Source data
::::::::::
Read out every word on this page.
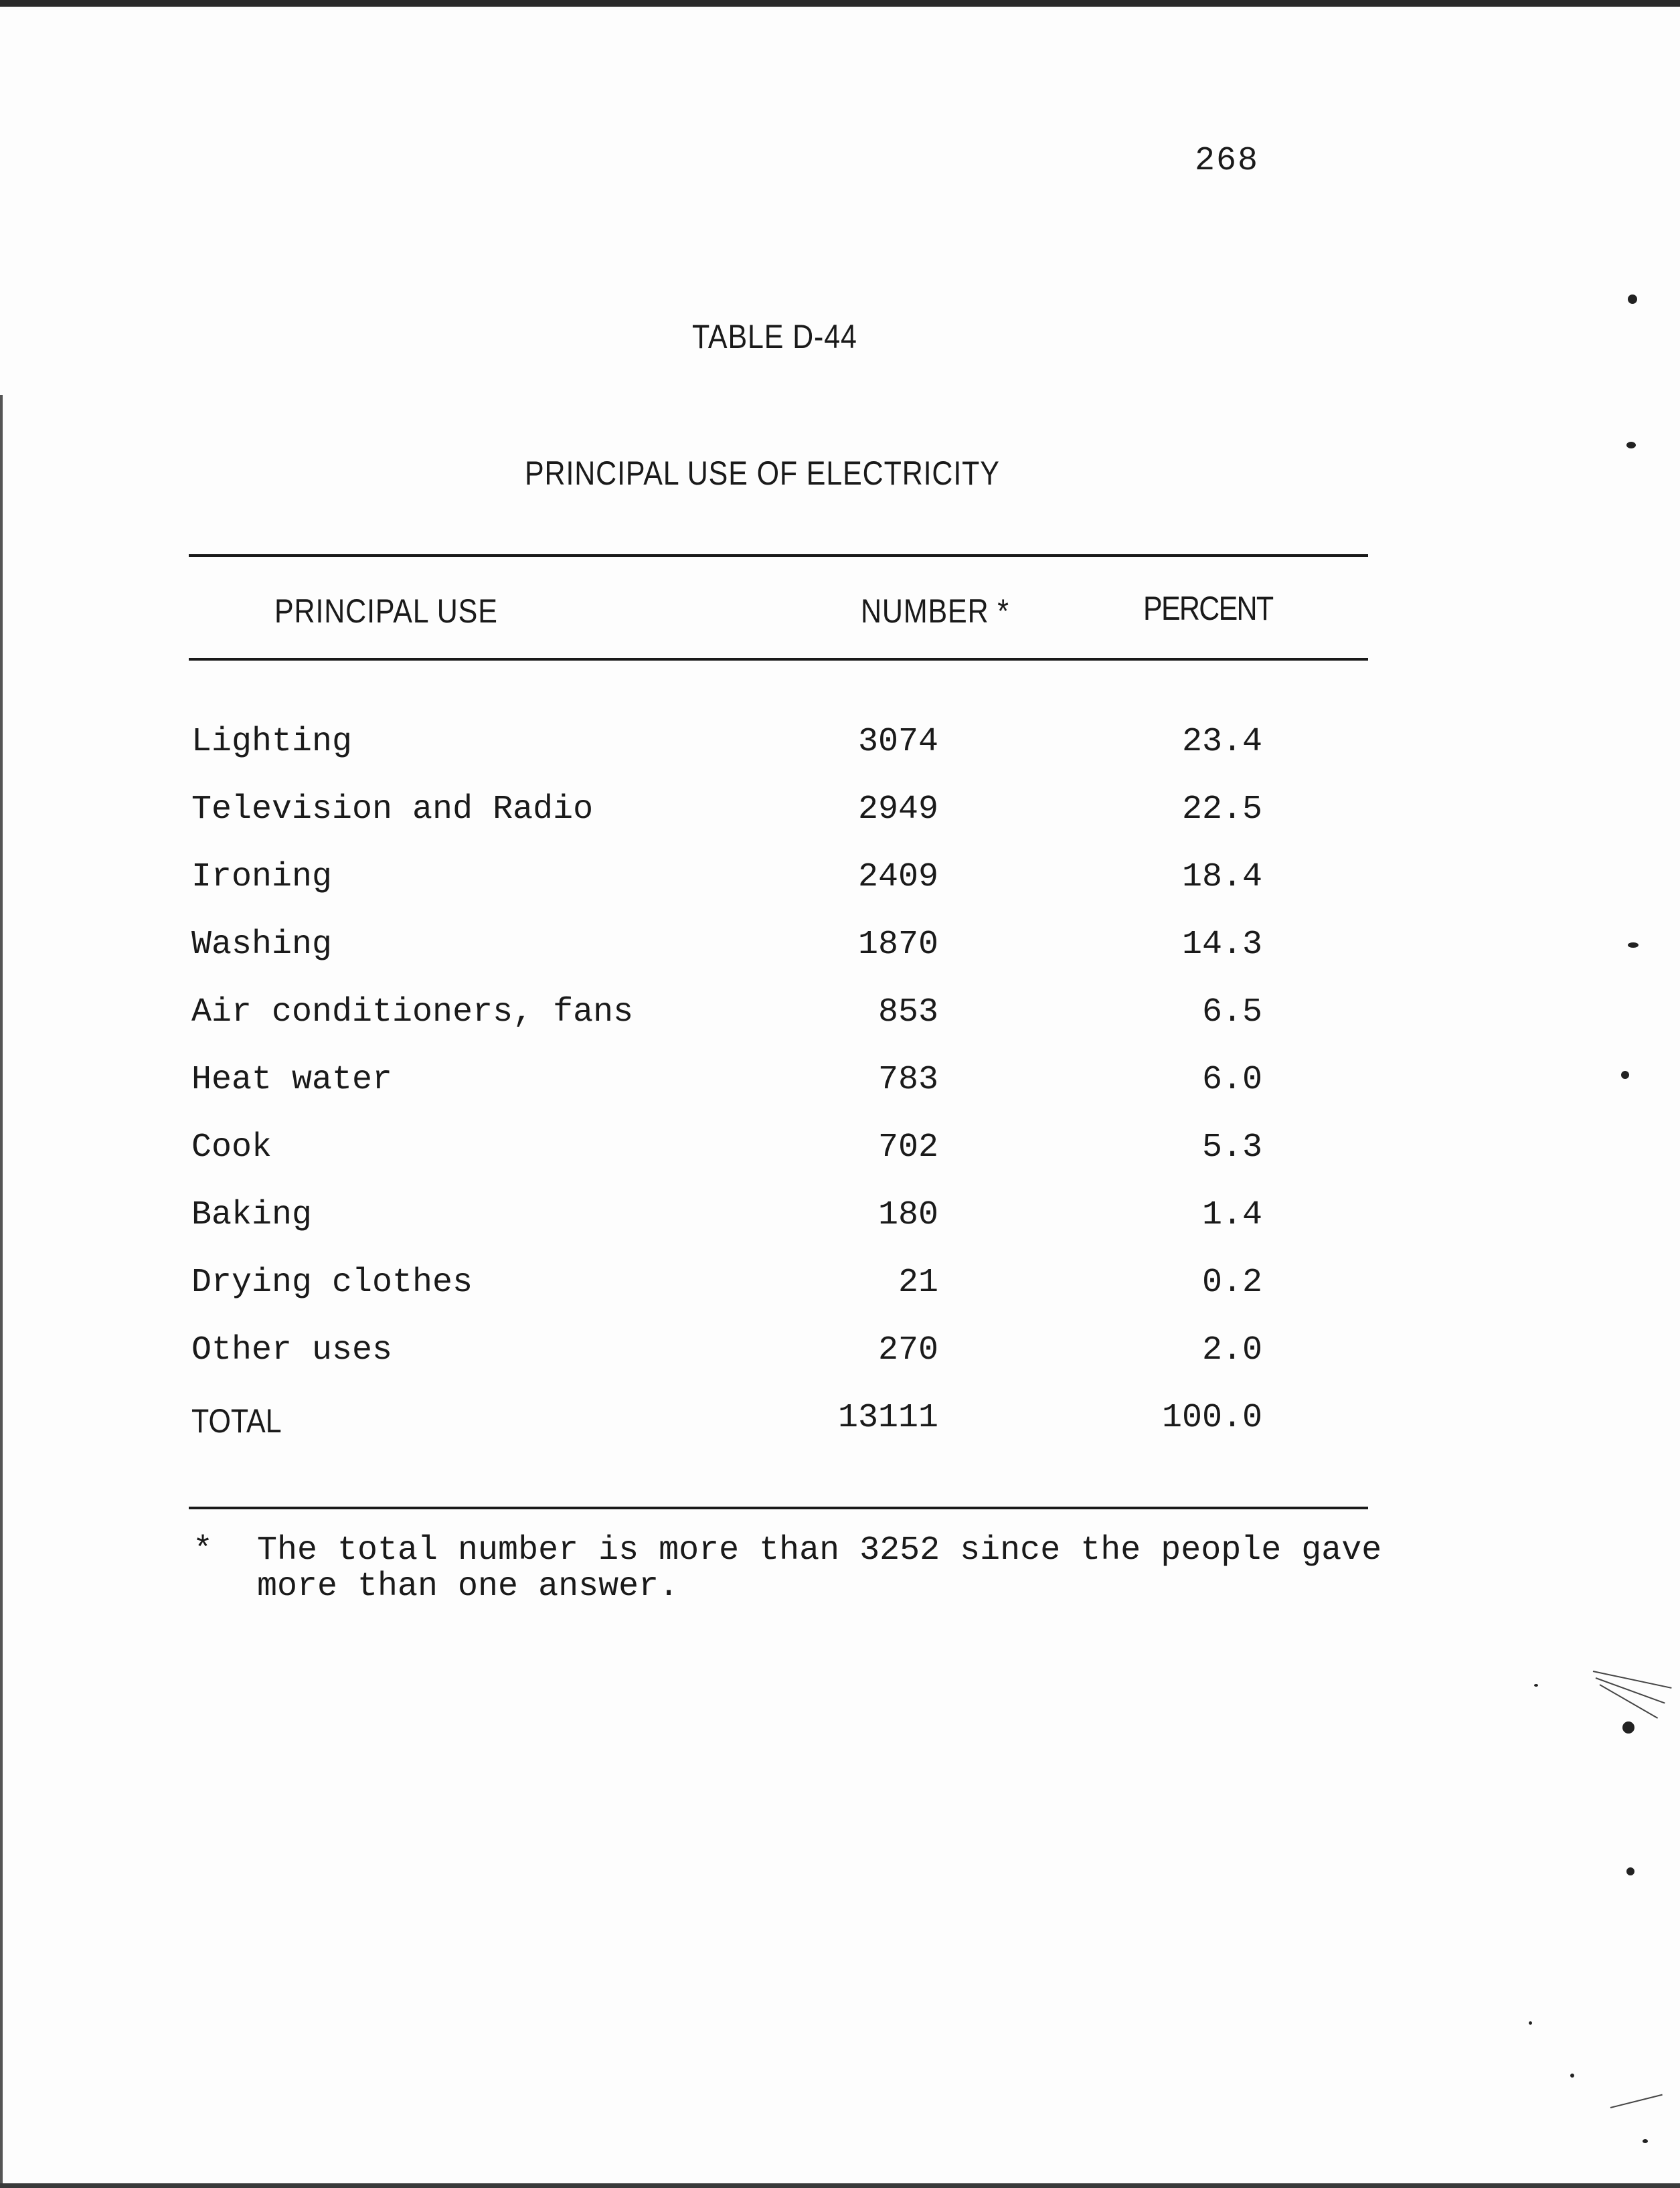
268
TABLE D-44
PRINCIPAL USE OF ELECTRICITY
PRINCIPAL USE	NUMBER *	PERCENT
Lighting	3074	23.4
Television and Radio	2949	22.5
Ironing	2409	18.4
Washing	1870	14.3
Air conditioners, fans	853	6.5
Heat water	783	6.0
Cook	702	5.3
Baking	180	1.4
Drying clothes	21	0.2
Other uses	270	2.0
TOTAL	13111	100.0
* The total number is more than 3252 since the people gave
more than one answer.
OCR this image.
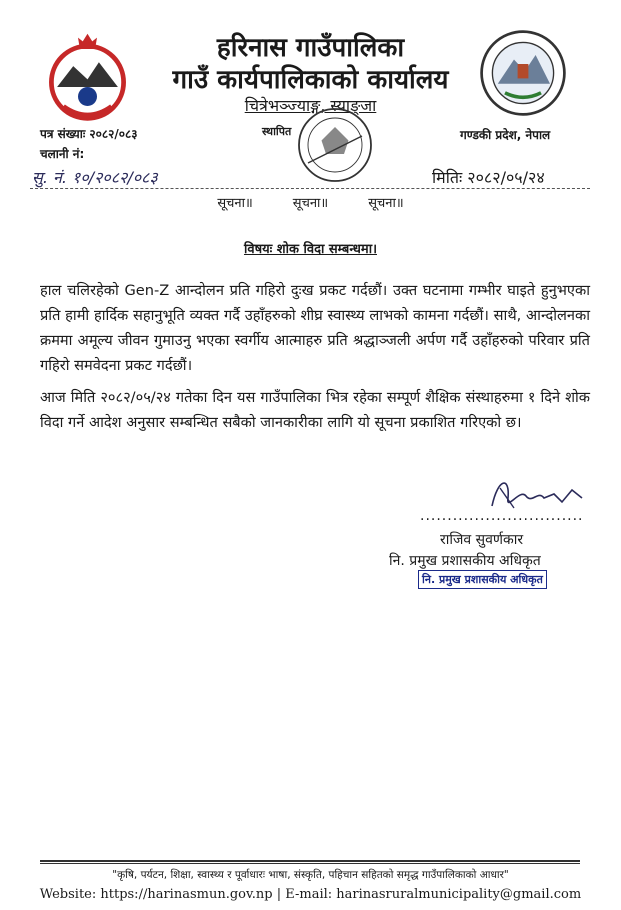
हरिनास गाउँपालिका
गाउँ कार्यपालिकाको कार्यालय
चित्रेभञ्ज्याङ्ग, स्याङ्जा
पत्र संख्याः २०८२/०८३
चलानी नं:
स्थापित	गण्डकी प्रदेश, नेपाल
सु. नं. १०/२०८२/०८३	मितिः २०८२/०५/२४
सूचना॥	सूचना॥	सूचना॥
विषयः शोक विदा सम्बन्धमा।
हाल चलिरहेको Gen-Z आन्दोलन प्रति गहिरो दुःख प्रकट गर्दछौं। उक्त घटनामा गम्भीर घाइते हुनुभएका प्रति हामी हार्दिक सहानुभूति व्यक्त गर्दै उहाँहरुको शीघ्र स्वास्थ्य लाभको कामना गर्दछौं। साथै, आन्दोलनका क्रममा अमूल्य जीवन गुमाउनु भएका स्वर्गीय आत्माहरु प्रति श्रद्धाञ्जली अर्पण गर्दै उहाँहरुको परिवार प्रति गहिरो समवेदना प्रकट गर्दछौं।
आज मिति २०८२/०५/२४ गतेका दिन यस गाउँपालिका भित्र रहेका सम्पूर्ण शैक्षिक संस्थाहरुमा १ दिने शोक विदा गर्ने आदेश अनुसार सम्बन्धित सबैको जानकारीका लागि यो सूचना प्रकाशित गरिएको छ।
..............................
राजिव सुवर्णकार
नि. प्रमुख प्रशासकीय अधिकृत
नि. प्रमुख प्रशासकीय अधिकृत
"कृषि, पर्यटन, शिक्षा, स्वास्थ्य र पूर्वाधारः भाषा, संस्कृति, पहिचान सहितको समृद्ध गाउँपालिकाको आधार"
Website: https://harinasmun.gov.np | E-mail: harinasruralmunicipality@gmail.com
::::::::::
Please set down each line of the data above exactly as written, without the pictures.

Read out every word on this page.
268
TABLE D-44
PRINCIPAL USE OF ELECTRICITY
PRINCIPAL USE	NUMBER *	PERCENT
Lighting	3074	23.4
Television and Radio	2949	22.5
Ironing	2409	18.4
Washing	1870	14.3
Air conditioners, fans	853	6.5
Heat water	783	6.0
Cook	702	5.3
Baking	180	1.4
Drying clothes	21	0.2
Other uses	270	2.0
TOTAL	13111	100.0
* The total number is more than 3252 since the people gave
more than one answer.
OCR this image.
हरिनास गाउँपालिका
गाउँ कार्यपालिकाको कार्यालय
चित्रेभञ्ज्याङ्ग, स्याङ्जा
पत्र संख्याः २०८२/०८३
चलानी नं:
स्थापित	गण्डकी प्रदेश, नेपाल
सु. नं. १०/२०८२/०८३	मितिः २०८२/०५/२४
सूचना॥	सूचना॥	सूचना॥
विषयः शोक विदा सम्बन्धमा।
हाल चलिरहेको Gen-Z आन्दोलन प्रति गहिरो दुःख प्रकट गर्दछौं। उक्त घटनामा गम्भीर घाइते हुनुभएका प्रति हामी हार्दिक सहानुभूति व्यक्त गर्दै उहाँहरुको शीघ्र स्वास्थ्य लाभको कामना गर्दछौं। साथै, आन्दोलनका क्रममा अमूल्य जीवन गुमाउनु भएका स्वर्गीय आत्माहरु प्रति श्रद्धाञ्जली अर्पण गर्दै उहाँहरुको परिवार प्रति गहिरो समवेदना प्रकट गर्दछौं।
आज मिति २०८२/०५/२४ गतेका दिन यस गाउँपालिका भित्र रहेका सम्पूर्ण शैक्षिक संस्थाहरुमा १ दिने शोक विदा गर्ने आदेश अनुसार सम्बन्धित सबैको जानकारीका लागि यो सूचना प्रकाशित गरिएको छ।
..............................
राजिव सुवर्णकार
नि. प्रमुख प्रशासकीय अधिकृत
नि. प्रमुख प्रशासकीय अधिकृत
"कृषि, पर्यटन, शिक्षा, स्वास्थ्य र पूर्वाधारः भाषा, संस्कृति, पहिचान सहितको समृद्ध गाउँपालिकाको आधार"
Website: https://harinasmun.gov.np | E-mail: harinasruralmunicipality@gmail.com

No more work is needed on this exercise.